What to produce
Transcribe all of the records word for word, but omit the pictures.

Structured figure records
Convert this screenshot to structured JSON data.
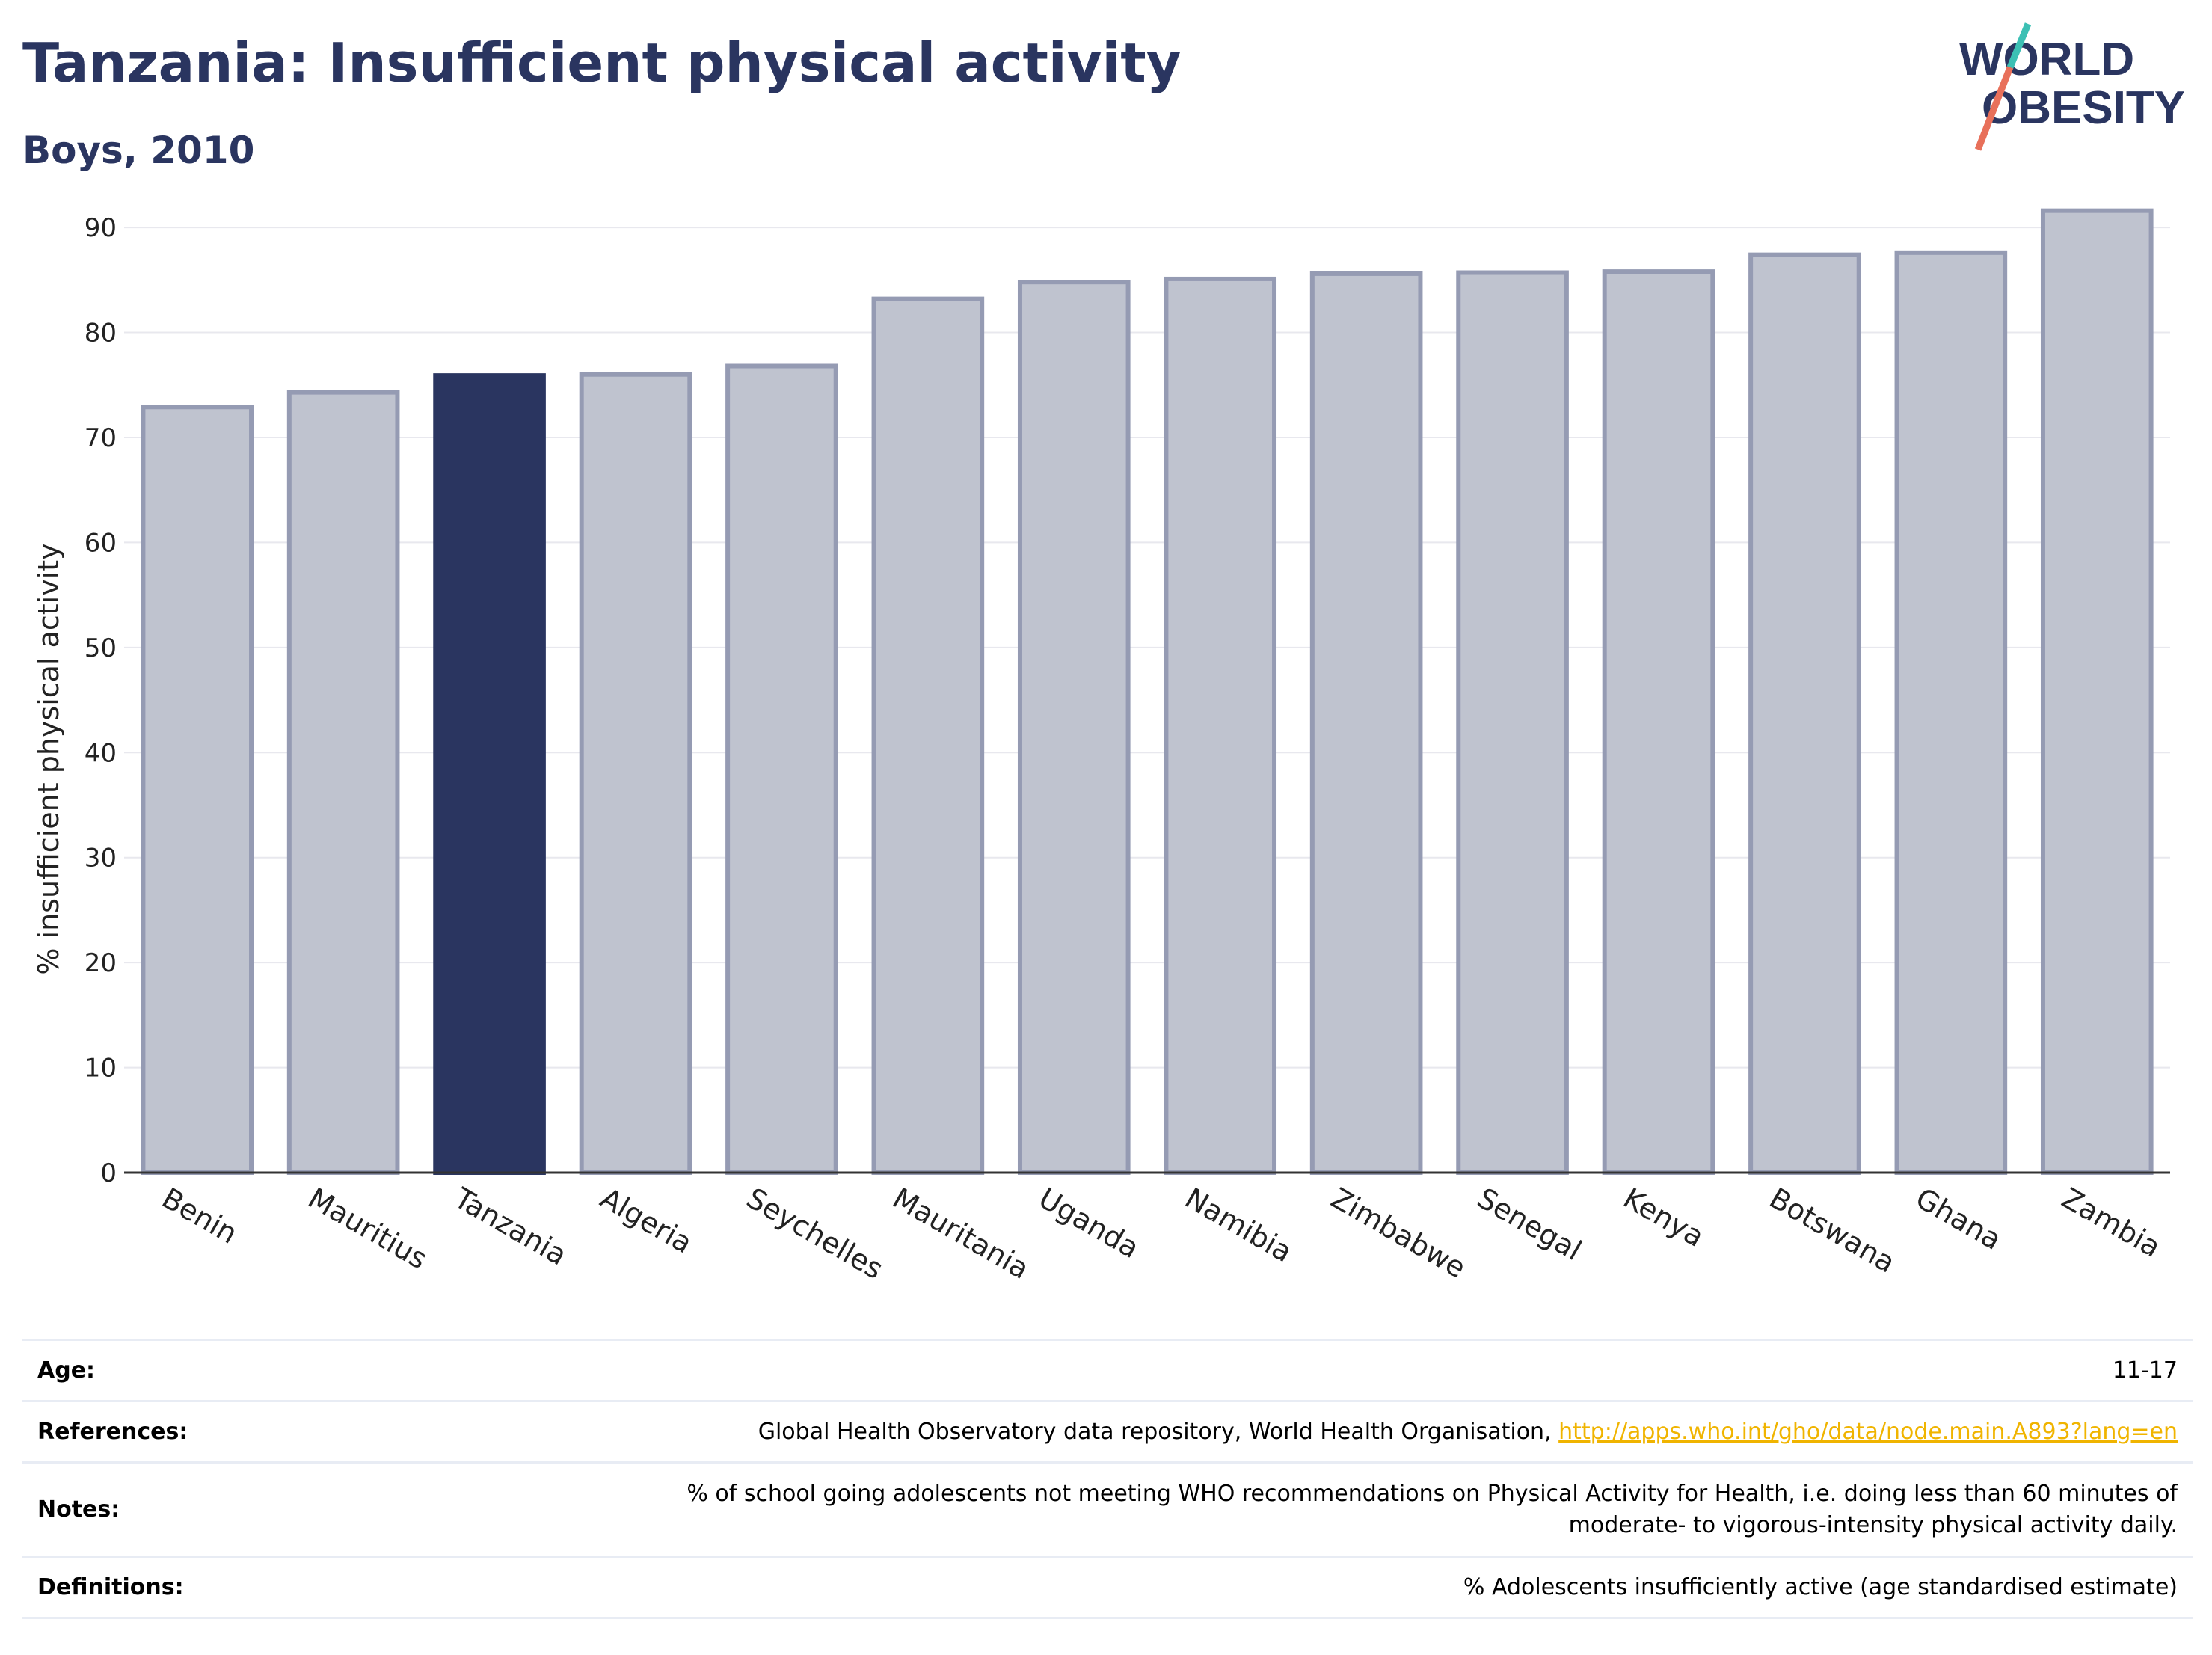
{
  "header": {
    "title": "Tanzania: Insufficient physical activity",
    "subtitle": "Boys, 2010"
  },
  "logo": {
    "line1": "WORLD",
    "line2": "OBESITY",
    "text_color": "#2a3560",
    "slash_color_top": "#3cc0b4",
    "slash_color_bottom": "#e8705a"
  },
  "colors": {
    "bar": "#bfc3cf",
    "bar_border": "#959bb3",
    "highlight": "#2a3560",
    "grid": "#e8e8ee",
    "axis": "#333333"
  },
  "chart_data": {
    "type": "bar",
    "categories": [
      "Benin",
      "Mauritius",
      "Tanzania",
      "Algeria",
      "Seychelles",
      "Mauritania",
      "Uganda",
      "Namibia",
      "Zimbabwe",
      "Senegal",
      "Kenya",
      "Botswana",
      "Ghana",
      "Zambia"
    ],
    "values": [
      72.9,
      74.3,
      75.9,
      76.0,
      76.8,
      83.2,
      84.8,
      85.1,
      85.6,
      85.7,
      85.8,
      87.4,
      87.6,
      91.6
    ],
    "highlight": "Tanzania",
    "ylabel": "% insufficient physical activity",
    "xlabel": "",
    "ylim": [
      0,
      93
    ],
    "yticks": [
      0,
      10,
      20,
      30,
      40,
      50,
      60,
      70,
      80,
      90
    ],
    "grid": true
  },
  "info": {
    "age_label": "Age:",
    "age_value": "11-17",
    "references_label": "References:",
    "references_text": "Global Health Observatory data repository, World Health Organisation, ",
    "references_link": "http://apps.who.int/gho/data/node.main.A893?lang=en",
    "notes_label": "Notes:",
    "notes_line1": "% of school going adolescents not meeting WHO recommendations on Physical Activity for Health, i.e. doing less than 60 minutes of",
    "notes_line2": "moderate- to vigorous-intensity physical activity daily.",
    "definitions_label": "Definitions:",
    "definitions_value": "% Adolescents insufficiently active (age standardised estimate)"
  }
}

Solution for this problem
Convert this screenshot to structured JSON data.
{
  "header": {
    "title": "Tanzania: Insufficient physical activity",
    "subtitle": "Boys, 2010"
  },
  "logo": {
    "line1": "WORLD",
    "line2": "OBESITY",
    "text_color": "#2a3560",
    "slash_color_top": "#3cc0b4",
    "slash_color_bottom": "#e8705a"
  },
  "colors": {
    "bar": "#bfc3cf",
    "bar_border": "#959bb3",
    "highlight": "#2a3560",
    "grid": "#e8e8ee",
    "axis": "#333333"
  },
  "chart_data": {
    "type": "bar",
    "categories": [
      "Benin",
      "Mauritius",
      "Tanzania",
      "Algeria",
      "Seychelles",
      "Mauritania",
      "Uganda",
      "Namibia",
      "Zimbabwe",
      "Senegal",
      "Kenya",
      "Botswana",
      "Ghana",
      "Zambia"
    ],
    "values": [
      72.9,
      74.3,
      75.9,
      76.0,
      76.8,
      83.2,
      84.8,
      85.1,
      85.6,
      85.7,
      85.8,
      87.4,
      87.6,
      91.6
    ],
    "highlight": "Tanzania",
    "ylabel": "% insufficient physical activity",
    "xlabel": "",
    "ylim": [
      0,
      93
    ],
    "yticks": [
      0,
      10,
      20,
      30,
      40,
      50,
      60,
      70,
      80,
      90
    ],
    "grid": true
  },
  "info": {
    "age_label": "Age:",
    "age_value": "11-17",
    "references_label": "References:",
    "references_text": "Global Health Observatory data repository, World Health Organisation, ",
    "references_link": "http://apps.who.int/gho/data/node.main.A893?lang=en",
    "notes_label": "Notes:",
    "notes_line1": "% of school going adolescents not meeting WHO recommendations on Physical Activity for Health, i.e. doing less than 60 minutes of",
    "notes_line2": "moderate- to vigorous-intensity physical activity daily.",
    "definitions_label": "Definitions:",
    "definitions_value": "% Adolescents insufficiently active (age standardised estimate)"
  }
}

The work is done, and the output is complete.